**Your task:** Restate each line word for word. Leave out every picture.
BEGIN Data provided
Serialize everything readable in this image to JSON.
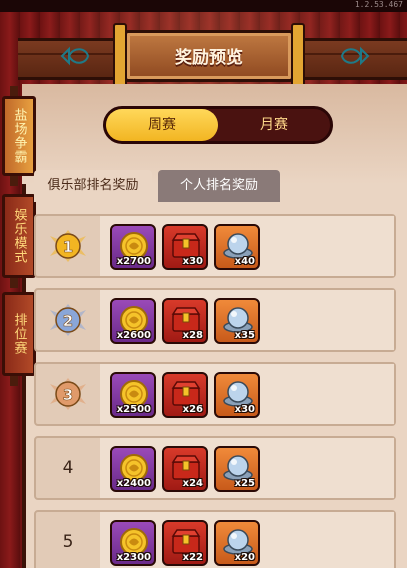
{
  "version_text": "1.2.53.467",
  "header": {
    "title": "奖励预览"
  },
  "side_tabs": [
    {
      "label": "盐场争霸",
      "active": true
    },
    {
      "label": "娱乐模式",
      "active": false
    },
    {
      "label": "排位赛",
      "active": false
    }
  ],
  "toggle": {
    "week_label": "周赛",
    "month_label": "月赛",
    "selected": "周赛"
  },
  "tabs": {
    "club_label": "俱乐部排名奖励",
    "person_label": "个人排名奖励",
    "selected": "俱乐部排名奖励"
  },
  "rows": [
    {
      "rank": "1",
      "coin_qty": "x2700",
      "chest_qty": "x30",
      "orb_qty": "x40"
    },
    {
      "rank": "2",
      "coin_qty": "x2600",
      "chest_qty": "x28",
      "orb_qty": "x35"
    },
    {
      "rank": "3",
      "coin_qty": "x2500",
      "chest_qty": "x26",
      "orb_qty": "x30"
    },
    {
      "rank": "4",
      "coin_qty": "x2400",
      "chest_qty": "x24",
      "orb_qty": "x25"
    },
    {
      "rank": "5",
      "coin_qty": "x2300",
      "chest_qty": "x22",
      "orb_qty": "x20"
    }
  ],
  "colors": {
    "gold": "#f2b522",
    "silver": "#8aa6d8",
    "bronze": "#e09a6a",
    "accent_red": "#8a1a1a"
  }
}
END Data provided
**Problem solution:**
Serialize everything readable in this image to JSON.
{
  "version_text": "1.2.53.467",
  "header": {
    "title": "奖励预览"
  },
  "side_tabs": [
    {
      "label": "盐场争霸",
      "active": true
    },
    {
      "label": "娱乐模式",
      "active": false
    },
    {
      "label": "排位赛",
      "active": false
    }
  ],
  "toggle": {
    "week_label": "周赛",
    "month_label": "月赛",
    "selected": "周赛"
  },
  "tabs": {
    "club_label": "俱乐部排名奖励",
    "person_label": "个人排名奖励",
    "selected": "俱乐部排名奖励"
  },
  "rows": [
    {
      "rank": "1",
      "coin_qty": "x2700",
      "chest_qty": "x30",
      "orb_qty": "x40"
    },
    {
      "rank": "2",
      "coin_qty": "x2600",
      "chest_qty": "x28",
      "orb_qty": "x35"
    },
    {
      "rank": "3",
      "coin_qty": "x2500",
      "chest_qty": "x26",
      "orb_qty": "x30"
    },
    {
      "rank": "4",
      "coin_qty": "x2400",
      "chest_qty": "x24",
      "orb_qty": "x25"
    },
    {
      "rank": "5",
      "coin_qty": "x2300",
      "chest_qty": "x22",
      "orb_qty": "x20"
    }
  ],
  "colors": {
    "gold": "#f2b522",
    "silver": "#8aa6d8",
    "bronze": "#e09a6a",
    "accent_red": "#8a1a1a"
  }
}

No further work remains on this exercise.